Copy out every entry below word for word, keeping each line as it stands.

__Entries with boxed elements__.
## Start
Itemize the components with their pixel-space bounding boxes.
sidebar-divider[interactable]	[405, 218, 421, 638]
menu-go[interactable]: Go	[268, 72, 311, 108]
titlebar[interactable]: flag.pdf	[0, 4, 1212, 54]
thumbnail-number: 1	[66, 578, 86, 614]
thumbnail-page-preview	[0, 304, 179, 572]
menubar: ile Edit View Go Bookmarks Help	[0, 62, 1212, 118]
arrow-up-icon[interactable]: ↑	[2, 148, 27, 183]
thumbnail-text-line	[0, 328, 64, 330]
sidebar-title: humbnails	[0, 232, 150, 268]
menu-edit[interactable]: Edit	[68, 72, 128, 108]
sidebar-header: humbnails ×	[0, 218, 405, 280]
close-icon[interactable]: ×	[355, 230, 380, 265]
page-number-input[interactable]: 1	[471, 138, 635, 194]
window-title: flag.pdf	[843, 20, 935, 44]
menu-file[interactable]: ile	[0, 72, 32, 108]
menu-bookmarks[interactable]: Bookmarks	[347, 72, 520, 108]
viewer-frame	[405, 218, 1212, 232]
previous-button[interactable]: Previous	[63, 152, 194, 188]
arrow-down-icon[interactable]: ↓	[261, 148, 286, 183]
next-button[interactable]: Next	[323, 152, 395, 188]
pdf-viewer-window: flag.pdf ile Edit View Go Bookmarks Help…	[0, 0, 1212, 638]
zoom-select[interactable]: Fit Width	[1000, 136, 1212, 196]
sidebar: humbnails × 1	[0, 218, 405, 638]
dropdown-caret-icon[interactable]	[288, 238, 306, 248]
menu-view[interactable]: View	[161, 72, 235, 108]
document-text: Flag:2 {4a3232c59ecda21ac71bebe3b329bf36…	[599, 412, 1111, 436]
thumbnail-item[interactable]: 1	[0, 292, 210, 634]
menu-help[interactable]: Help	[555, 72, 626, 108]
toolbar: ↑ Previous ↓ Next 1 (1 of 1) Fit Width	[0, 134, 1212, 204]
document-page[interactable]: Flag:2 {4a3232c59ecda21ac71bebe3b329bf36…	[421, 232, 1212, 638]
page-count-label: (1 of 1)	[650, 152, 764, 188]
## End
__Response for this exercise__.
Itemize the components with their pixel-space bounding boxes.
sidebar-divider[interactable]	[405, 218, 421, 638]
menu-go[interactable]: Go	[268, 72, 311, 108]
titlebar[interactable]: flag.pdf	[0, 4, 1212, 54]
thumbnail-number: 1	[66, 578, 86, 614]
thumbnail-page-preview	[0, 304, 179, 572]
menubar: ile Edit View Go Bookmarks Help	[0, 62, 1212, 118]
arrow-up-icon[interactable]: ↑	[2, 148, 27, 183]
thumbnail-text-line	[0, 328, 64, 330]
sidebar-title: humbnails	[0, 232, 150, 268]
menu-edit[interactable]: Edit	[68, 72, 128, 108]
sidebar-header: humbnails ×	[0, 218, 405, 280]
close-icon[interactable]: ×	[355, 230, 380, 265]
page-number-input[interactable]: 1	[471, 138, 635, 194]
window-title: flag.pdf	[843, 20, 935, 44]
menu-file[interactable]: ile	[0, 72, 32, 108]
menu-bookmarks[interactable]: Bookmarks	[347, 72, 520, 108]
viewer-frame	[405, 218, 1212, 232]
previous-button[interactable]: Previous	[63, 152, 194, 188]
arrow-down-icon[interactable]: ↓	[261, 148, 286, 183]
next-button[interactable]: Next	[323, 152, 395, 188]
pdf-viewer-window: flag.pdf ile Edit View Go Bookmarks Help…	[0, 0, 1212, 638]
zoom-select[interactable]: Fit Width	[1000, 136, 1212, 196]
sidebar: humbnails × 1	[0, 218, 405, 638]
dropdown-caret-icon[interactable]	[288, 238, 306, 248]
menu-view[interactable]: View	[161, 72, 235, 108]
document-text: Flag:2 {4a3232c59ecda21ac71bebe3b329bf36…	[599, 412, 1111, 436]
thumbnail-item[interactable]: 1	[0, 292, 210, 634]
menu-help[interactable]: Help	[555, 72, 626, 108]
toolbar: ↑ Previous ↓ Next 1 (1 of 1) Fit Width	[0, 134, 1212, 204]
document-page[interactable]: Flag:2 {4a3232c59ecda21ac71bebe3b329bf36…	[421, 232, 1212, 638]
page-count-label: (1 of 1)	[650, 152, 764, 188]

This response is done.